Instruction – Take the records underneath and set them down exactly.

Data items:
——
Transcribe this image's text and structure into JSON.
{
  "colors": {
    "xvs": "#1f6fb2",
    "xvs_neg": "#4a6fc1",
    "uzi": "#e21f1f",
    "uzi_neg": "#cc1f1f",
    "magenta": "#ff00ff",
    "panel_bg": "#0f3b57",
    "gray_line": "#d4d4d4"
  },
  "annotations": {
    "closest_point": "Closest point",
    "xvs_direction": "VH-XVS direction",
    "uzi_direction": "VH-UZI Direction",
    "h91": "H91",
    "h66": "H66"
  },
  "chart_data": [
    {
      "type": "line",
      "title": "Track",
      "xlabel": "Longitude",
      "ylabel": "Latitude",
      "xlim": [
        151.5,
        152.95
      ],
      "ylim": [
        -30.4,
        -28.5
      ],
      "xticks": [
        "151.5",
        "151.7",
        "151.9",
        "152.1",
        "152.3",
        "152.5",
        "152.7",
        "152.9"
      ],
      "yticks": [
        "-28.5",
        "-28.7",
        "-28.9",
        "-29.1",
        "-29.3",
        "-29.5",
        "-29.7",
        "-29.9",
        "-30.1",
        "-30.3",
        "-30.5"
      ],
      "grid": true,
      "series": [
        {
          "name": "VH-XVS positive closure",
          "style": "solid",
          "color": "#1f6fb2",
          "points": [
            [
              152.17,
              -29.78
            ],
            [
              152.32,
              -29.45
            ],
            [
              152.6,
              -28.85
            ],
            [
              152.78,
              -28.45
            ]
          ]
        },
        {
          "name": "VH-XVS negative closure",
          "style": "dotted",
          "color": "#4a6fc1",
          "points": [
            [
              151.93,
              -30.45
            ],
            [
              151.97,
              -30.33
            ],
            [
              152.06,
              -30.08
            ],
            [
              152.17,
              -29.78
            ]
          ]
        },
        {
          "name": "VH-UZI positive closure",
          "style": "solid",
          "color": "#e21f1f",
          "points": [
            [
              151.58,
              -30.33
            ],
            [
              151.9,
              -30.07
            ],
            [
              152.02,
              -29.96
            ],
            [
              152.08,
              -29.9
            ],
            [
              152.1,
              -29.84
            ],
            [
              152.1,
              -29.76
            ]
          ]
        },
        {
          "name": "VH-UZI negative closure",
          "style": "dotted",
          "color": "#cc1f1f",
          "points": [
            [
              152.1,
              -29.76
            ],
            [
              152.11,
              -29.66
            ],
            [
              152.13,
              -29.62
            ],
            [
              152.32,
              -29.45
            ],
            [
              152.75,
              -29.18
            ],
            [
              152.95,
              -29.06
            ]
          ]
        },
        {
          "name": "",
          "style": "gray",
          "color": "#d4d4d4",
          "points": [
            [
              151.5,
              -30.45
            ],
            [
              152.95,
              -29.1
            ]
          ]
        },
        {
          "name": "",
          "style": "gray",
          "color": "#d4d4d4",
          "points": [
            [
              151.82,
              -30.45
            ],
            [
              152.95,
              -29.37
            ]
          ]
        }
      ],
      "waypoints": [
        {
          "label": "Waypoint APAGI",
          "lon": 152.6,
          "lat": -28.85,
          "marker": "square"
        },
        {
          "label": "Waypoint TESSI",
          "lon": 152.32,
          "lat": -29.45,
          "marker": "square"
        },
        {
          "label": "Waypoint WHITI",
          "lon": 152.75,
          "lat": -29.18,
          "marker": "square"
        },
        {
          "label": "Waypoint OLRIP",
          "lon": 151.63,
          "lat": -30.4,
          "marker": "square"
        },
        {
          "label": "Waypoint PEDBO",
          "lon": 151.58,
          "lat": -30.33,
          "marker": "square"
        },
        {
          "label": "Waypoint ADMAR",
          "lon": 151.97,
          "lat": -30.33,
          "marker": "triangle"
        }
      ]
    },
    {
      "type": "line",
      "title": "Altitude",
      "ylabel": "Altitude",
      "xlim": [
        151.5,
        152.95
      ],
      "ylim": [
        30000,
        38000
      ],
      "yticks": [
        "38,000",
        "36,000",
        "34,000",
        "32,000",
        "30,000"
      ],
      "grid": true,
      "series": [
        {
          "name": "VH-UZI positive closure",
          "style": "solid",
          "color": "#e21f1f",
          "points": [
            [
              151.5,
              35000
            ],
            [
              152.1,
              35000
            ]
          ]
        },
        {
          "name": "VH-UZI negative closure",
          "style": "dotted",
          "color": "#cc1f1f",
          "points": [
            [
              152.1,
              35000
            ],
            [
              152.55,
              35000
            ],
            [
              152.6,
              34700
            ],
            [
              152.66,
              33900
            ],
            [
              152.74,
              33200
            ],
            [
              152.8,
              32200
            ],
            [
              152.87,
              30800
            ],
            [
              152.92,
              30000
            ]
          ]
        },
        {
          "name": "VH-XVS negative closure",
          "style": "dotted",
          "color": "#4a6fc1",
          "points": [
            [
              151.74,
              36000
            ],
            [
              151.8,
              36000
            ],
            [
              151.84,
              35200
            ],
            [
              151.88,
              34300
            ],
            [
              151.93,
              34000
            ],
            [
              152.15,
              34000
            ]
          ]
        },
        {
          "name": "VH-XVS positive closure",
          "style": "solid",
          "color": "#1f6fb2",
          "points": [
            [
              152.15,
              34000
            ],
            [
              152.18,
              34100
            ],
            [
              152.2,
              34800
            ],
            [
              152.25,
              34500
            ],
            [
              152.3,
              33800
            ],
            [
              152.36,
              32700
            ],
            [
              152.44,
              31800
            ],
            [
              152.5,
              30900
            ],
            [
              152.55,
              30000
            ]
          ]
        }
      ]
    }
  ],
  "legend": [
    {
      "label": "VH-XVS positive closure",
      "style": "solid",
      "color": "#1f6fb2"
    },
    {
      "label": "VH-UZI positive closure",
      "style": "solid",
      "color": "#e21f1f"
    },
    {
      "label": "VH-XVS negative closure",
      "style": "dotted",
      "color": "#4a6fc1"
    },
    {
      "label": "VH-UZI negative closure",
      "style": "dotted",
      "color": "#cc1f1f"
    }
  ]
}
——
Exercise response –
Transcribe this image's text and structure into JSON.
{
  "colors": {
    "xvs": "#1f6fb2",
    "xvs_neg": "#4a6fc1",
    "uzi": "#e21f1f",
    "uzi_neg": "#cc1f1f",
    "magenta": "#ff00ff",
    "panel_bg": "#0f3b57",
    "gray_line": "#d4d4d4"
  },
  "annotations": {
    "closest_point": "Closest point",
    "xvs_direction": "VH-XVS direction",
    "uzi_direction": "VH-UZI Direction",
    "h91": "H91",
    "h66": "H66"
  },
  "chart_data": [
    {
      "type": "line",
      "title": "Track",
      "xlabel": "Longitude",
      "ylabel": "Latitude",
      "xlim": [
        151.5,
        152.95
      ],
      "ylim": [
        -30.4,
        -28.5
      ],
      "xticks": [
        "151.5",
        "151.7",
        "151.9",
        "152.1",
        "152.3",
        "152.5",
        "152.7",
        "152.9"
      ],
      "yticks": [
        "-28.5",
        "-28.7",
        "-28.9",
        "-29.1",
        "-29.3",
        "-29.5",
        "-29.7",
        "-29.9",
        "-30.1",
        "-30.3",
        "-30.5"
      ],
      "grid": true,
      "series": [
        {
          "name": "VH-XVS positive closure",
          "style": "solid",
          "color": "#1f6fb2",
          "points": [
            [
              152.17,
              -29.78
            ],
            [
              152.32,
              -29.45
            ],
            [
              152.6,
              -28.85
            ],
            [
              152.78,
              -28.45
            ]
          ]
        },
        {
          "name": "VH-XVS negative closure",
          "style": "dotted",
          "color": "#4a6fc1",
          "points": [
            [
              151.93,
              -30.45
            ],
            [
              151.97,
              -30.33
            ],
            [
              152.06,
              -30.08
            ],
            [
              152.17,
              -29.78
            ]
          ]
        },
        {
          "name": "VH-UZI positive closure",
          "style": "solid",
          "color": "#e21f1f",
          "points": [
            [
              151.58,
              -30.33
            ],
            [
              151.9,
              -30.07
            ],
            [
              152.02,
              -29.96
            ],
            [
              152.08,
              -29.9
            ],
            [
              152.1,
              -29.84
            ],
            [
              152.1,
              -29.76
            ]
          ]
        },
        {
          "name": "VH-UZI negative closure",
          "style": "dotted",
          "color": "#cc1f1f",
          "points": [
            [
              152.1,
              -29.76
            ],
            [
              152.11,
              -29.66
            ],
            [
              152.13,
              -29.62
            ],
            [
              152.32,
              -29.45
            ],
            [
              152.75,
              -29.18
            ],
            [
              152.95,
              -29.06
            ]
          ]
        },
        {
          "name": "",
          "style": "gray",
          "color": "#d4d4d4",
          "points": [
            [
              151.5,
              -30.45
            ],
            [
              152.95,
              -29.1
            ]
          ]
        },
        {
          "name": "",
          "style": "gray",
          "color": "#d4d4d4",
          "points": [
            [
              151.82,
              -30.45
            ],
            [
              152.95,
              -29.37
            ]
          ]
        }
      ],
      "waypoints": [
        {
          "label": "Waypoint APAGI",
          "lon": 152.6,
          "lat": -28.85,
          "marker": "square"
        },
        {
          "label": "Waypoint TESSI",
          "lon": 152.32,
          "lat": -29.45,
          "marker": "square"
        },
        {
          "label": "Waypoint WHITI",
          "lon": 152.75,
          "lat": -29.18,
          "marker": "square"
        },
        {
          "label": "Waypoint OLRIP",
          "lon": 151.63,
          "lat": -30.4,
          "marker": "square"
        },
        {
          "label": "Waypoint PEDBO",
          "lon": 151.58,
          "lat": -30.33,
          "marker": "square"
        },
        {
          "label": "Waypoint ADMAR",
          "lon": 151.97,
          "lat": -30.33,
          "marker": "triangle"
        }
      ]
    },
    {
      "type": "line",
      "title": "Altitude",
      "ylabel": "Altitude",
      "xlim": [
        151.5,
        152.95
      ],
      "ylim": [
        30000,
        38000
      ],
      "yticks": [
        "38,000",
        "36,000",
        "34,000",
        "32,000",
        "30,000"
      ],
      "grid": true,
      "series": [
        {
          "name": "VH-UZI positive closure",
          "style": "solid",
          "color": "#e21f1f",
          "points": [
            [
              151.5,
              35000
            ],
            [
              152.1,
              35000
            ]
          ]
        },
        {
          "name": "VH-UZI negative closure",
          "style": "dotted",
          "color": "#cc1f1f",
          "points": [
            [
              152.1,
              35000
            ],
            [
              152.55,
              35000
            ],
            [
              152.6,
              34700
            ],
            [
              152.66,
              33900
            ],
            [
              152.74,
              33200
            ],
            [
              152.8,
              32200
            ],
            [
              152.87,
              30800
            ],
            [
              152.92,
              30000
            ]
          ]
        },
        {
          "name": "VH-XVS negative closure",
          "style": "dotted",
          "color": "#4a6fc1",
          "points": [
            [
              151.74,
              36000
            ],
            [
              151.8,
              36000
            ],
            [
              151.84,
              35200
            ],
            [
              151.88,
              34300
            ],
            [
              151.93,
              34000
            ],
            [
              152.15,
              34000
            ]
          ]
        },
        {
          "name": "VH-XVS positive closure",
          "style": "solid",
          "color": "#1f6fb2",
          "points": [
            [
              152.15,
              34000
            ],
            [
              152.18,
              34100
            ],
            [
              152.2,
              34800
            ],
            [
              152.25,
              34500
            ],
            [
              152.3,
              33800
            ],
            [
              152.36,
              32700
            ],
            [
              152.44,
              31800
            ],
            [
              152.5,
              30900
            ],
            [
              152.55,
              30000
            ]
          ]
        }
      ]
    }
  ],
  "legend": [
    {
      "label": "VH-XVS positive closure",
      "style": "solid",
      "color": "#1f6fb2"
    },
    {
      "label": "VH-UZI positive closure",
      "style": "solid",
      "color": "#e21f1f"
    },
    {
      "label": "VH-XVS negative closure",
      "style": "dotted",
      "color": "#4a6fc1"
    },
    {
      "label": "VH-UZI negative closure",
      "style": "dotted",
      "color": "#cc1f1f"
    }
  ]
}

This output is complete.